### STATED EXERCISE
Below are records. Copy every line with "pané" in it.

### DATASET ENTRIES
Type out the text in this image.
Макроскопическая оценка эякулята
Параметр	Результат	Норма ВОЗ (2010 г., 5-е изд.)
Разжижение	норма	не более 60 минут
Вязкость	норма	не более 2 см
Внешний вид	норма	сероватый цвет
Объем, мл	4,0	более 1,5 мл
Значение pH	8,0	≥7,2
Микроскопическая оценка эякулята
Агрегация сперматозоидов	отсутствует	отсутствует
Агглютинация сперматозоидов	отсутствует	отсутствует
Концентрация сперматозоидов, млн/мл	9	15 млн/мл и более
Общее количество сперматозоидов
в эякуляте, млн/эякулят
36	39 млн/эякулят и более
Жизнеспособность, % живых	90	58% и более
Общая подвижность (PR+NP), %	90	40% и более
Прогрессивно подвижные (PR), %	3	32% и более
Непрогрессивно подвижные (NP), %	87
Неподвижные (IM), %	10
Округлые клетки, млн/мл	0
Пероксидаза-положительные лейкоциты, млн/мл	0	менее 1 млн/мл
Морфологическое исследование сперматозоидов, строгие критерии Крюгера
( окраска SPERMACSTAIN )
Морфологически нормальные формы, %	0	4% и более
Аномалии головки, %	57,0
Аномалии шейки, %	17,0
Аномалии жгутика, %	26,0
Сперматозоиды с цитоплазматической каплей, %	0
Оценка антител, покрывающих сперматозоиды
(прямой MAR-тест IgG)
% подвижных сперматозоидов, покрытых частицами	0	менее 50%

* * *

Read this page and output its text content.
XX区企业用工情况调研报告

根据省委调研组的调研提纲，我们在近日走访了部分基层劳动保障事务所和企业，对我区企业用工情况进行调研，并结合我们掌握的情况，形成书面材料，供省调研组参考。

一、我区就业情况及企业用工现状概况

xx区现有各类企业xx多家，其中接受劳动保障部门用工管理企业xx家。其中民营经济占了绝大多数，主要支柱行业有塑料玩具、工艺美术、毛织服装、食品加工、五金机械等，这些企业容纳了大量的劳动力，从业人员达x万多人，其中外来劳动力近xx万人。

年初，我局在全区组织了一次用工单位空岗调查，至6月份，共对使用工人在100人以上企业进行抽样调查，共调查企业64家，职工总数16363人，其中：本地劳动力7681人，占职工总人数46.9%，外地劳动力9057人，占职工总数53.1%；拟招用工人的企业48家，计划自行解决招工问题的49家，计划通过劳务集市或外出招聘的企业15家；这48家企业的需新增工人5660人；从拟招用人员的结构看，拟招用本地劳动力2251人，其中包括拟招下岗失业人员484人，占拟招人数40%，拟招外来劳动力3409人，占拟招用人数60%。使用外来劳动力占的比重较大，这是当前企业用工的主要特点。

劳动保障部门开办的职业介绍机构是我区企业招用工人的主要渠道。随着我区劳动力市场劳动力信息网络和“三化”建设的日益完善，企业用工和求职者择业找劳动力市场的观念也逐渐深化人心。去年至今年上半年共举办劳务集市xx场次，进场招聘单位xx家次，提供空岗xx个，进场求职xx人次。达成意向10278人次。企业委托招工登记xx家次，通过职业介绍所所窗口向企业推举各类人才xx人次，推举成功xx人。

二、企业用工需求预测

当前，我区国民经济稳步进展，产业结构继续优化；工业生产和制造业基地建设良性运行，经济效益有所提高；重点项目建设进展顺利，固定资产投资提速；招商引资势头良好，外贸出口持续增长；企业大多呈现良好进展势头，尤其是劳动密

==

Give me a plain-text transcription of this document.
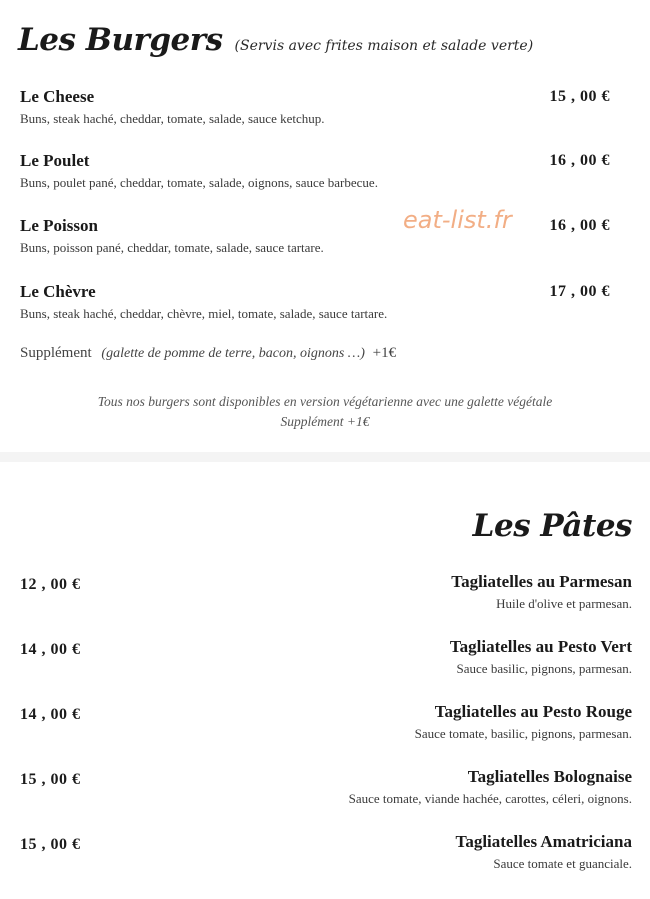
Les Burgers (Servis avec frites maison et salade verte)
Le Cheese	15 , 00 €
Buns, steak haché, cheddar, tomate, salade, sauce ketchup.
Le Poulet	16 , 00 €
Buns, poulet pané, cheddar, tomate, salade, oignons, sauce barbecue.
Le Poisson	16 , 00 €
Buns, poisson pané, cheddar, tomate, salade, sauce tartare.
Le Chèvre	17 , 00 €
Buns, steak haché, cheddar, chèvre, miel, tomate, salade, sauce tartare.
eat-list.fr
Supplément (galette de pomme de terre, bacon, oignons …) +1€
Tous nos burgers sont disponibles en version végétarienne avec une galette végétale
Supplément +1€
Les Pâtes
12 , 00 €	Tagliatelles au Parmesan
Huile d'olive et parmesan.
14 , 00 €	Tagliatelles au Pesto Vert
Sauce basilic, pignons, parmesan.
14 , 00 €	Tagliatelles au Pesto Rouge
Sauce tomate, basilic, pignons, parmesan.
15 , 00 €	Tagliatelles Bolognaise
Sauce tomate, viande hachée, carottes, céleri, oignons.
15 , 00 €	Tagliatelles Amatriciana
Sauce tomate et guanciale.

### COMPLETE OUTPUT
Buns, poulet pané, cheddar, tomate, salade, oignons, sauce barbecue.
Buns, poisson pané, cheddar, tomate, salade, sauce tartare.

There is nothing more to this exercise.